-- BEGIN --

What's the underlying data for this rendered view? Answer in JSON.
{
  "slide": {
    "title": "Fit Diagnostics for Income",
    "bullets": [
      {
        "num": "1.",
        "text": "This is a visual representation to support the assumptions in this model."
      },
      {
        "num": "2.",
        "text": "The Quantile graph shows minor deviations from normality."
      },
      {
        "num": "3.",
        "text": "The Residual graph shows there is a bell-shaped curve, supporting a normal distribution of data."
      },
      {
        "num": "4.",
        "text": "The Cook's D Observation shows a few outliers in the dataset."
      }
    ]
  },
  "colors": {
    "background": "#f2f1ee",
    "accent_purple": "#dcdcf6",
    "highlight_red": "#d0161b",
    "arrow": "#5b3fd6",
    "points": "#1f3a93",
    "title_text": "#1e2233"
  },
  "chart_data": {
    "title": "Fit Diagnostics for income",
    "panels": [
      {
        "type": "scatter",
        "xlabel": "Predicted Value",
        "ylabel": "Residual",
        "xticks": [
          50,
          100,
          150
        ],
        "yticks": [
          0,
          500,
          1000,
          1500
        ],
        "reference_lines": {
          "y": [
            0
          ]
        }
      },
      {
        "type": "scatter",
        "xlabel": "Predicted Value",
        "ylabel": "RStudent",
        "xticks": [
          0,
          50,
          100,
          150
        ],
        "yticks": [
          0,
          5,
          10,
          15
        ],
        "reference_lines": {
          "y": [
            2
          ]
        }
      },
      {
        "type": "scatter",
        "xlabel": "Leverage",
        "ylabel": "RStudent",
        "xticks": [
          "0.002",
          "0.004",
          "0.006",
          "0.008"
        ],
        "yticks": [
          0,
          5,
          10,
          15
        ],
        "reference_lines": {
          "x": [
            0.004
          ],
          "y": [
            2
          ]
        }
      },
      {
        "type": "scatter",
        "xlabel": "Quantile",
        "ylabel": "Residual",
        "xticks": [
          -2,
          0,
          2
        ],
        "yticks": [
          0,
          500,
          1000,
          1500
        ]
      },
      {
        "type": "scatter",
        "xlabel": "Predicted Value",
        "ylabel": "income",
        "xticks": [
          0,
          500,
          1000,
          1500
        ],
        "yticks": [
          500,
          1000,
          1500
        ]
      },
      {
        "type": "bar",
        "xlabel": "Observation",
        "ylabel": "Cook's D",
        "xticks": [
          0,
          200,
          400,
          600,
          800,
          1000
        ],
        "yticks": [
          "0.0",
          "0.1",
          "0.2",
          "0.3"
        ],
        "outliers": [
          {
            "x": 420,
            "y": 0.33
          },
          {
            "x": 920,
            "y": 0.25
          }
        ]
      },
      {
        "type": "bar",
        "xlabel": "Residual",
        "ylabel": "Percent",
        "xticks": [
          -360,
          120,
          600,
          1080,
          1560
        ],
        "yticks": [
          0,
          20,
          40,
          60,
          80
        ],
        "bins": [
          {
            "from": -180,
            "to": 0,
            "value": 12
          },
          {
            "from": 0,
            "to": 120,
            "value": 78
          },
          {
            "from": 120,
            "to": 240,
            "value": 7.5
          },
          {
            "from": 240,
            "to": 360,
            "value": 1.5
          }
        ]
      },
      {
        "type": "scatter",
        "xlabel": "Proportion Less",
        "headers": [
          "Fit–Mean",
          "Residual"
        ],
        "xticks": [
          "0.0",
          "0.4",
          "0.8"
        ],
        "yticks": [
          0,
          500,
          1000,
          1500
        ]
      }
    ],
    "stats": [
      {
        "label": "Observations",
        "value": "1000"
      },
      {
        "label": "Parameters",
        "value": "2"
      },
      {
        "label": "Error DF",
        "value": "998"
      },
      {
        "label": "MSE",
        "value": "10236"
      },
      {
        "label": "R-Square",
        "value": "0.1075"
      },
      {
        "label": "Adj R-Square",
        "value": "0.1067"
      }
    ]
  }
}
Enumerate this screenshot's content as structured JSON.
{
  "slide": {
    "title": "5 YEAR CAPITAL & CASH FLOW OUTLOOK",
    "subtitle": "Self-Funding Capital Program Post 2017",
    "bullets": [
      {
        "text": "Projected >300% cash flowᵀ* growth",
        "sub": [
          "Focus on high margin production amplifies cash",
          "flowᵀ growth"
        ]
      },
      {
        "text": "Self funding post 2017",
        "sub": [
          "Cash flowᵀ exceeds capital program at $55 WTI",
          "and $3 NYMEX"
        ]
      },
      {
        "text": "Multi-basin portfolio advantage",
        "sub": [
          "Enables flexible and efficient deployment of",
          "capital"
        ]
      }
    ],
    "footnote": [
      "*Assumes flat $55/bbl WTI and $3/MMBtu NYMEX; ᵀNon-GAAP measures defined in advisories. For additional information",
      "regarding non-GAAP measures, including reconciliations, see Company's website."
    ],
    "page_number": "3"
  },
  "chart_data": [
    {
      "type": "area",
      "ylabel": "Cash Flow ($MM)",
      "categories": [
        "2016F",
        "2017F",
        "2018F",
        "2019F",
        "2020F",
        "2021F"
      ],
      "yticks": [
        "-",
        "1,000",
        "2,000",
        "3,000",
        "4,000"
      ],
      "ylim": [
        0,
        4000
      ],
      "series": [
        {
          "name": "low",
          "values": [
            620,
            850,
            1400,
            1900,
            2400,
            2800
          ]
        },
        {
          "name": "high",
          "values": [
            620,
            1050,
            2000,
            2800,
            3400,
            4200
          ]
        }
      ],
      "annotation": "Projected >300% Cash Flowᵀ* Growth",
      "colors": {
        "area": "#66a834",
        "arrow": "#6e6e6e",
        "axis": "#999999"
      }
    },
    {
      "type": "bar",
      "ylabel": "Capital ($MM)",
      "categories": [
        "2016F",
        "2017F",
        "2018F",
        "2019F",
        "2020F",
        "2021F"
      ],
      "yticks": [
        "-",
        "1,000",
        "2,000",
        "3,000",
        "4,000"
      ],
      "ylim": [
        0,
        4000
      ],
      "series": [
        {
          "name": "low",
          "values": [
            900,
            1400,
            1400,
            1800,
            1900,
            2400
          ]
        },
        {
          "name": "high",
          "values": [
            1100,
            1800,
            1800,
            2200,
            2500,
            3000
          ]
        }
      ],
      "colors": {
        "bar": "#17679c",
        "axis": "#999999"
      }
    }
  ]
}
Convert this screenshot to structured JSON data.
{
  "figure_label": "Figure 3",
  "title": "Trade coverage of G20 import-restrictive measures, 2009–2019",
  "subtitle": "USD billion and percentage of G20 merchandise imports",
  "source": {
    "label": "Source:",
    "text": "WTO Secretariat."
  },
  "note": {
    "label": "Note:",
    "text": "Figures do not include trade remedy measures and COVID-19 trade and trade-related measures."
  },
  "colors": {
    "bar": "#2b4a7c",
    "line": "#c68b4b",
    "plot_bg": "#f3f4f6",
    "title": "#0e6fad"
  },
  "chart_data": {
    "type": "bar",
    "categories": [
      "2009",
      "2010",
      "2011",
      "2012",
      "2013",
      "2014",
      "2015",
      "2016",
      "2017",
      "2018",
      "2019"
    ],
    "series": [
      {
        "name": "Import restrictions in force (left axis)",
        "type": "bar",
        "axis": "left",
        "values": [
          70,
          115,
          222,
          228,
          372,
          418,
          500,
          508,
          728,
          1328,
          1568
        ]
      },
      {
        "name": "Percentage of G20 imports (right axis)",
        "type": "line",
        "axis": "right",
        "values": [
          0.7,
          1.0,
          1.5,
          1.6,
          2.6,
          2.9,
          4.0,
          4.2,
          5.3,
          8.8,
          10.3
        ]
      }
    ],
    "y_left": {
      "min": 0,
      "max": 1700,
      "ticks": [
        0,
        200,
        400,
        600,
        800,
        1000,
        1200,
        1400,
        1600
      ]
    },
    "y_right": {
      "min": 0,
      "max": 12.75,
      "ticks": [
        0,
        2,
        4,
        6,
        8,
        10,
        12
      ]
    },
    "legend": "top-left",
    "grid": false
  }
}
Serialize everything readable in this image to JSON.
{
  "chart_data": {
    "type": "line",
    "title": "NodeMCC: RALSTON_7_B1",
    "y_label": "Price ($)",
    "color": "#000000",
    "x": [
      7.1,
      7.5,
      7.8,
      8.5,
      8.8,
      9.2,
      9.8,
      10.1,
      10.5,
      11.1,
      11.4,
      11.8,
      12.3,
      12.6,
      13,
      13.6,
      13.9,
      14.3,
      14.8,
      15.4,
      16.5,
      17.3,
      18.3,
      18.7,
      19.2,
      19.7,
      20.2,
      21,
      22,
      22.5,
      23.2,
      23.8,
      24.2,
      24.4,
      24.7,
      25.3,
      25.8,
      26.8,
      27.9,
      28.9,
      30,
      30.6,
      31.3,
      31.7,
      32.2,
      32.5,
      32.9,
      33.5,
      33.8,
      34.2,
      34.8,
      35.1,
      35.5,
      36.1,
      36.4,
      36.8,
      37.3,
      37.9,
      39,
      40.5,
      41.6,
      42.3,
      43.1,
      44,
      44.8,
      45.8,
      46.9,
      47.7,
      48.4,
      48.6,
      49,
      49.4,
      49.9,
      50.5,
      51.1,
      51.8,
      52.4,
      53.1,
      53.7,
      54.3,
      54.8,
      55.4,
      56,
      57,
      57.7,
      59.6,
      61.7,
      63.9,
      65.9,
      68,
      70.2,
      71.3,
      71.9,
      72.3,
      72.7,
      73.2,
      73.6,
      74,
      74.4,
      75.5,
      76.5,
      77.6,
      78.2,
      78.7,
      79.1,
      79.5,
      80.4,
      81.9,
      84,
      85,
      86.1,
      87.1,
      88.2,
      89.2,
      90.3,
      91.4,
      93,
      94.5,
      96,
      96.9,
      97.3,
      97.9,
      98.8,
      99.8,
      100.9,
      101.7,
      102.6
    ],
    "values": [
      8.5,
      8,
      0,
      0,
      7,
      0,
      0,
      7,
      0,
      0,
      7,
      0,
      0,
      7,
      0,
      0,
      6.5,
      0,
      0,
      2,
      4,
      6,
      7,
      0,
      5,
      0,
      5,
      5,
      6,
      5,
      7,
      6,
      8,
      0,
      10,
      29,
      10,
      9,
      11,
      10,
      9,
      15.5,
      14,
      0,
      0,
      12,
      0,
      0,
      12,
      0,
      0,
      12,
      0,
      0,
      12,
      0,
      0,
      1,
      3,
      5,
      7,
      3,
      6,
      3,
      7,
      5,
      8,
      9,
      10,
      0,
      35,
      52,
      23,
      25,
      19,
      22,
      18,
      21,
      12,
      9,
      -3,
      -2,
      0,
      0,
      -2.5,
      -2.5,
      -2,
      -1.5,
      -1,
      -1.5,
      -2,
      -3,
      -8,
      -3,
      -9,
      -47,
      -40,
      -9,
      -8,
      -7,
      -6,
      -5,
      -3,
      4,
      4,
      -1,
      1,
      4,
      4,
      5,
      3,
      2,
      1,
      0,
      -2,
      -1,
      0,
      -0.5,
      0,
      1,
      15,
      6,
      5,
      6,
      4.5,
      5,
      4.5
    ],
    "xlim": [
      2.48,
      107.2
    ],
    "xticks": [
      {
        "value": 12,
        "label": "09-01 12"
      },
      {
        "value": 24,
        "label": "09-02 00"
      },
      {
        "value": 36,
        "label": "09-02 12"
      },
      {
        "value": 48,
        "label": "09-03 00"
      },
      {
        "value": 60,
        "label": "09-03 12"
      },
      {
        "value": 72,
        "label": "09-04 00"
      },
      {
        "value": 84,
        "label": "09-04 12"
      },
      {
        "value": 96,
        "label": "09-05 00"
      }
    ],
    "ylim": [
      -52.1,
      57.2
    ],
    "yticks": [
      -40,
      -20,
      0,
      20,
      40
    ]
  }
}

-- END --

§ **Task prompt**: Keep only the lines that hold the string "subtitle", and copy them out.

§ **Task response**:
    "subtitle": "Self-Funding Capital Program Post 2017",
  "subtitle": "USD billion and percentage of G20 merchandise imports",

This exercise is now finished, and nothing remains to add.